**Requests:**
(1) According to the media column about Shekhar Gupta, Barkha Dutt and Smriti Irani, when and where is the first of Barkha Dutt's planned conclaves tentatively scheduled?
(2) Carry on the media column about Shekhar Gupta, Barkha Dutt and Smriti Irani from the point where it stops.

SG, Barkha ventures to start
Senior journalists Shekhar Gupta and Barkha Dutt had plans to launch a media venture jointly, but that did not work out. This month, both will launch their independent new ventures. Gupta’s multi-platform news venture, The Print, officially launched later this month and so will Barkha unveil her new company. She calls herself MOJO (Mobile Journalist) and has partnered with two young siblings who have a publishing background. They will arrange a schedule of townhall meetings where she will feature a Q&A session with a prominent person in the news, and also involve the public who will be there by invitation. They also plan two major conclaves a year, with the first tentatively scheduled for October in Mumbai.
Smriti on Fire
She has just taken additional charge of the I&B ministry following Venkaiah Naidu’s exit and is already making waves. Her chosen target seems to be the Press Trust of India (PTI), an independent non-profit news agency set up in 1949 as a cooperative by a clutch of newspapers. The editor received an angry call from Irani’s office regarding a photo put out by the agency of a flooded airport identified, wrongly as it turned out, as Ahmedabad. The mistake was PTI’s and they fired the photographer. The second time she called was to complain a photo of BJP and JDU workers wearing masks of Modi and Nitish to mark “Friendship Day”. Irani’s objection seemed frivolous and uncalled for. Many in the media see this attack on PTI as part of the larger gameplan being executed by the ruling party to intimidate journalists and media houses.

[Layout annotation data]
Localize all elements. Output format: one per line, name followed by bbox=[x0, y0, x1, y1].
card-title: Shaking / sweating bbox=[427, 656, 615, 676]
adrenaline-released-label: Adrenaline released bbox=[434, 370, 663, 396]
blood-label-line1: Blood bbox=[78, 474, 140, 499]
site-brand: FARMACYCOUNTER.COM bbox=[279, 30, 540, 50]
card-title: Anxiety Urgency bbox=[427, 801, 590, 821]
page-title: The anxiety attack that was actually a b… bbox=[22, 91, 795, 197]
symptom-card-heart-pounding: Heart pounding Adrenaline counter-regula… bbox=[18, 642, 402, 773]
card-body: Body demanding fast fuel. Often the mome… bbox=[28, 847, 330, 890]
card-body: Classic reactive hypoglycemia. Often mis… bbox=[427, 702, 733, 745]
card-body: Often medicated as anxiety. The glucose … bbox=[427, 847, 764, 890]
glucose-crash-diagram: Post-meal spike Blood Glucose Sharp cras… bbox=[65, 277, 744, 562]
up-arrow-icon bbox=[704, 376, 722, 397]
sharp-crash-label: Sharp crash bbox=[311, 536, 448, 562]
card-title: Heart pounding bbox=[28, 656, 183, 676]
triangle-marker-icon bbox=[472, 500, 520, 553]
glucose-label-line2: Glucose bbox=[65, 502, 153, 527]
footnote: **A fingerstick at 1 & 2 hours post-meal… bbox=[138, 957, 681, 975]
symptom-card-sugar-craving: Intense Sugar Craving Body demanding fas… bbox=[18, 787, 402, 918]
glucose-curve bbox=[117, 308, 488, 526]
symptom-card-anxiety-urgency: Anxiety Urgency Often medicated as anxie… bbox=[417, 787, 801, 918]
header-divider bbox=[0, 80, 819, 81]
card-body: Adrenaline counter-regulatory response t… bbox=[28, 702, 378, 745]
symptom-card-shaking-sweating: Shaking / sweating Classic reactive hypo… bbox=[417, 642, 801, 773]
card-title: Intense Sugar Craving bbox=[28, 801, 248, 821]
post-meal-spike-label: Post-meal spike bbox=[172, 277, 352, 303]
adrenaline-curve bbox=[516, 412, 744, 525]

**Per-task answers:**
(1) In October, in Mumbai.

(2)
Television viewers are in for a treat this month leading up to India’s 70th year of Independence. The BBC World Service will feature a series of documentaries to mark the anniversary of partition. In The Children of Partition, Mark Tully travels through India to uncover the strands of partition. He examines the legacy of partition, culminating in the personal and political tensions alive today on both sides of the border. In Partition Voices, a two-part series, Kavita Puri hears remarkable testimonies from British Asians and colonial Britishers who witnessed this tumultuous event firsthand. Of particular interest will be an animated feature on Sir Cyril Radcliffe, responsible for drawing the borders on behalf of the British Raj. Also to be broadcast will be features on families uprooted by partition, including LK Advani; Pakistan’s former prime minister Nawaz Sharif and actors Dilip Kumar and Raj Kapoor. The History Channel is also coming out with a remarkable feature, a television first, based on Subhash Chandra Bose. It examines the questions surrounding the mystery of the fabled INA Treasure and its disappearance along with Bose.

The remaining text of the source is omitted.